» **Work required**: Reproduce every line of the records below verbatim, with nothing added, dropped or reordered.

* Start *

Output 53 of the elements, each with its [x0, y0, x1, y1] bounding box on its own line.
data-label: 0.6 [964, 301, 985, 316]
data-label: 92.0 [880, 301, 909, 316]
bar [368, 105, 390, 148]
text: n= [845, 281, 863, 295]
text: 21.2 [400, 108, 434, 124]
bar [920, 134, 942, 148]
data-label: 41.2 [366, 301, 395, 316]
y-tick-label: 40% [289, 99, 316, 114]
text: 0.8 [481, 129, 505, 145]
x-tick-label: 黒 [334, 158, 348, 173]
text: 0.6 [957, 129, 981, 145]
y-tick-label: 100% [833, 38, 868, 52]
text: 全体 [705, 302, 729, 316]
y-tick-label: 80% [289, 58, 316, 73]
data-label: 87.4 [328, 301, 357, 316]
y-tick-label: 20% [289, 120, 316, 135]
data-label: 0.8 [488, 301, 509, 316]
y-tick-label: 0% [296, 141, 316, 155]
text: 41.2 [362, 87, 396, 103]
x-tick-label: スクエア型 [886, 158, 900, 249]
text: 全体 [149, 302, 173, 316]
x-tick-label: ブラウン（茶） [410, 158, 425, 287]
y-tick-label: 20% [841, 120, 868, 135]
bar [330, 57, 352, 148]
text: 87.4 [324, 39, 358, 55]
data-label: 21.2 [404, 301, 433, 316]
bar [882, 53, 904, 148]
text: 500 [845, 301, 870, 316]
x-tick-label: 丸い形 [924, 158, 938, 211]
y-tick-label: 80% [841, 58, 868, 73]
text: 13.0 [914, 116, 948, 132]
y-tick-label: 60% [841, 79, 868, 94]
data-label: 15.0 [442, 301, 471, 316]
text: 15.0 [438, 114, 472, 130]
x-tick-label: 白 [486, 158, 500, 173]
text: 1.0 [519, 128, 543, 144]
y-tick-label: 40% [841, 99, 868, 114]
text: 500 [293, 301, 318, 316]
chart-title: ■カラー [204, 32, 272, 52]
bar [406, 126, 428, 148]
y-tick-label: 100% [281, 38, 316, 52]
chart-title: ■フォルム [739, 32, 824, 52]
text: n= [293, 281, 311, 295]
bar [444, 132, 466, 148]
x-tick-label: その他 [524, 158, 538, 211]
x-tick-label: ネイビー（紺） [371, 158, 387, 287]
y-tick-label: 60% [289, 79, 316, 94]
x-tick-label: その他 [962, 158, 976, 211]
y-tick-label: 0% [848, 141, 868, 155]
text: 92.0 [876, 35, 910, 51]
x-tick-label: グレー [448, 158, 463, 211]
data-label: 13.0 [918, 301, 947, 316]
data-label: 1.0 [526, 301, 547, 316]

* End *

» **Task output**:
Output 53 of the elements, each with its [x0, y0, x1, y1] bounding box on its own line.
data-label: 0.6 [964, 301, 985, 316]
data-label: 92.0 [880, 301, 909, 316]
bar [368, 105, 390, 148]
text: n= [845, 281, 863, 295]
text: 21.2 [400, 108, 434, 124]
bar [920, 134, 942, 148]
data-label: 41.2 [366, 301, 395, 316]
y-tick-label: 40% [289, 99, 316, 114]
text: 0.8 [481, 129, 505, 145]
x-tick-label: 黒 [334, 158, 348, 173]
text: 0.6 [957, 129, 981, 145]
y-tick-label: 100% [833, 38, 868, 52]
text: 全体 [705, 302, 729, 316]
y-tick-label: 80% [289, 58, 316, 73]
data-label: 87.4 [328, 301, 357, 316]
y-tick-label: 20% [289, 120, 316, 135]
data-label: 0.8 [488, 301, 509, 316]
y-tick-label: 0% [296, 141, 316, 155]
text: 41.2 [362, 87, 396, 103]
x-tick-label: スクエア型 [886, 158, 900, 249]
text: 全体 [149, 302, 173, 316]
x-tick-label: ブラウン（茶） [410, 158, 425, 287]
y-tick-label: 20% [841, 120, 868, 135]
bar [330, 57, 352, 148]
text: 87.4 [324, 39, 358, 55]
data-label: 21.2 [404, 301, 433, 316]
bar [882, 53, 904, 148]
text: 500 [845, 301, 870, 316]
x-tick-label: 丸い形 [924, 158, 938, 211]
y-tick-label: 80% [841, 58, 868, 73]
text: 13.0 [914, 116, 948, 132]
y-tick-label: 60% [841, 79, 868, 94]
data-label: 15.0 [442, 301, 471, 316]
text: 15.0 [438, 114, 472, 130]
x-tick-label: 白 [486, 158, 500, 173]
text: 1.0 [519, 128, 543, 144]
y-tick-label: 40% [841, 99, 868, 114]
text: 500 [293, 301, 318, 316]
chart-title: ■カラー [204, 32, 272, 52]
bar [406, 126, 428, 148]
y-tick-label: 100% [281, 38, 316, 52]
chart-title: ■フォルム [739, 32, 824, 52]
text: n= [293, 281, 311, 295]
bar [444, 132, 466, 148]
x-tick-label: その他 [524, 158, 538, 211]
x-tick-label: ネイビー（紺） [371, 158, 387, 287]
y-tick-label: 60% [289, 79, 316, 94]
x-tick-label: その他 [962, 158, 976, 211]
y-tick-label: 0% [848, 141, 868, 155]
text: 92.0 [876, 35, 910, 51]
x-tick-label: グレー [448, 158, 463, 211]
data-label: 13.0 [918, 301, 947, 316]
data-label: 1.0 [526, 301, 547, 316]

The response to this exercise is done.